- [Problem to work on]
Scan the data. Collect each line that contains the word "Believe".

::::

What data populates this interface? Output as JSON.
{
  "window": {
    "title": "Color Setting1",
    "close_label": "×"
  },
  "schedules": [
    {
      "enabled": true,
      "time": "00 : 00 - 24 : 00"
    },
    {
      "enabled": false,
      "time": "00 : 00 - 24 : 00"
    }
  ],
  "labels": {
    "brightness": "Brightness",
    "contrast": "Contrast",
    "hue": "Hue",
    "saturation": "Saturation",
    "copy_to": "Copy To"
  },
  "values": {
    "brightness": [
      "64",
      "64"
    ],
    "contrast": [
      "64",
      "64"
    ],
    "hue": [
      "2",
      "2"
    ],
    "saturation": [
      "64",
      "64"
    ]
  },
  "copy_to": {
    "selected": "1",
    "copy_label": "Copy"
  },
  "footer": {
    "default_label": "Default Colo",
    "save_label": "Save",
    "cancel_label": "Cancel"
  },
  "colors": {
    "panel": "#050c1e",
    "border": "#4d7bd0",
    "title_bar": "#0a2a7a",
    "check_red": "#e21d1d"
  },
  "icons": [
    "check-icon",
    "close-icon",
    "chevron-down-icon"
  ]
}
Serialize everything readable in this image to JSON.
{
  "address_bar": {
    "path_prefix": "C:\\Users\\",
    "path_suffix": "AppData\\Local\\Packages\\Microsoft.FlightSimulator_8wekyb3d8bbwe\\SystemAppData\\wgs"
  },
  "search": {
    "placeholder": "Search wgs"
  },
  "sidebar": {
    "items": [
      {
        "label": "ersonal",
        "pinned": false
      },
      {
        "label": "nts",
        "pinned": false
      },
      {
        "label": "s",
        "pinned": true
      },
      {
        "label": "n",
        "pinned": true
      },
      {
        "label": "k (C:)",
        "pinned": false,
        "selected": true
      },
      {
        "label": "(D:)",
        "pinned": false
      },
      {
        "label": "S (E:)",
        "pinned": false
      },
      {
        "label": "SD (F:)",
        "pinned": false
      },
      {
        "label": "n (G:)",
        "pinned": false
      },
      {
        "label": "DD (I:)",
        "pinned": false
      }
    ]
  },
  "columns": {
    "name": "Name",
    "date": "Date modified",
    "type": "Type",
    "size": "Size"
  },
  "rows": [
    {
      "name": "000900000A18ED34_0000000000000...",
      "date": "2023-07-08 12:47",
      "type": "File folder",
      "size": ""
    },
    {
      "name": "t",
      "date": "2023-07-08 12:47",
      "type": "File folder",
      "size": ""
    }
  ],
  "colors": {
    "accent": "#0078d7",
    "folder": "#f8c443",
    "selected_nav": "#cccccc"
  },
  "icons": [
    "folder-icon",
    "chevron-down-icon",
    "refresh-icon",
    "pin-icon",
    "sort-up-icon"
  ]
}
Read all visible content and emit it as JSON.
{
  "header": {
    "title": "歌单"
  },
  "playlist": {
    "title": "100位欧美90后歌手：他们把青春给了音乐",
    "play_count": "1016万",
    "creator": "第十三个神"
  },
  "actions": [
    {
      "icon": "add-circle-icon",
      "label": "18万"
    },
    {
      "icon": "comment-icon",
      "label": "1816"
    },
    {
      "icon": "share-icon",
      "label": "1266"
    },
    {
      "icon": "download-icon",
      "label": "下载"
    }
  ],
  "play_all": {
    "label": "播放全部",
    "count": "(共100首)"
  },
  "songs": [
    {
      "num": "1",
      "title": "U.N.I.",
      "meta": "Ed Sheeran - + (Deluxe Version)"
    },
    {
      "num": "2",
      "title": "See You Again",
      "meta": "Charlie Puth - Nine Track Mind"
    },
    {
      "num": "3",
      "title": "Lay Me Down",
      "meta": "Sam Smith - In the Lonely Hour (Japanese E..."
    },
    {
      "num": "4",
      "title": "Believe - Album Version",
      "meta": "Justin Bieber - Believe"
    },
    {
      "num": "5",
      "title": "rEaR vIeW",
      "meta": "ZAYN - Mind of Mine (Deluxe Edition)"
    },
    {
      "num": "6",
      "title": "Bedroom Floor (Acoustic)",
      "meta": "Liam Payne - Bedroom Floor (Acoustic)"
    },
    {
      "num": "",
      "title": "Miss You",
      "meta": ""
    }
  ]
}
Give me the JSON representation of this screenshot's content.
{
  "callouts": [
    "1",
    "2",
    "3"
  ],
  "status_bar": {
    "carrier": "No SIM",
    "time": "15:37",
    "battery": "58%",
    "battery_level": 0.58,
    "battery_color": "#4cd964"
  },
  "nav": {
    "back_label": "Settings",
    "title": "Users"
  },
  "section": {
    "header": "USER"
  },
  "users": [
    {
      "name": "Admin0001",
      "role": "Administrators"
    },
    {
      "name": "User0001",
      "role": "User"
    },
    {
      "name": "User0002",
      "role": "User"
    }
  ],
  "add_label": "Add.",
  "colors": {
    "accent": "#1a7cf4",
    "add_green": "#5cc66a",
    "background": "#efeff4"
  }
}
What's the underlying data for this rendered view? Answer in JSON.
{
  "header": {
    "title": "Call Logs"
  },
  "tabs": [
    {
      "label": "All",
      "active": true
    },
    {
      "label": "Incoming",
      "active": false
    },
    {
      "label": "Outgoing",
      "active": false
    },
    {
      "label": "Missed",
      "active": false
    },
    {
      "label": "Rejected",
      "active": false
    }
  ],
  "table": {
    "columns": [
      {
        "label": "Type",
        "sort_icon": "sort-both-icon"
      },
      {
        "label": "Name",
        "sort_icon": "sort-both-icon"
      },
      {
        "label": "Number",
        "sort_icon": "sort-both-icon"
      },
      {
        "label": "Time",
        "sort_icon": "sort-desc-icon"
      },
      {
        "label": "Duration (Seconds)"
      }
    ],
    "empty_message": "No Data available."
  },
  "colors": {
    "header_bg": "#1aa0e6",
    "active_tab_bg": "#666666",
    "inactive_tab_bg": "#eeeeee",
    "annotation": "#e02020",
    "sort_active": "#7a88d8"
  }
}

::::

- [Full output]
      "title": "Believe - Album Version",
      "meta": "Justin Bieber - Believe"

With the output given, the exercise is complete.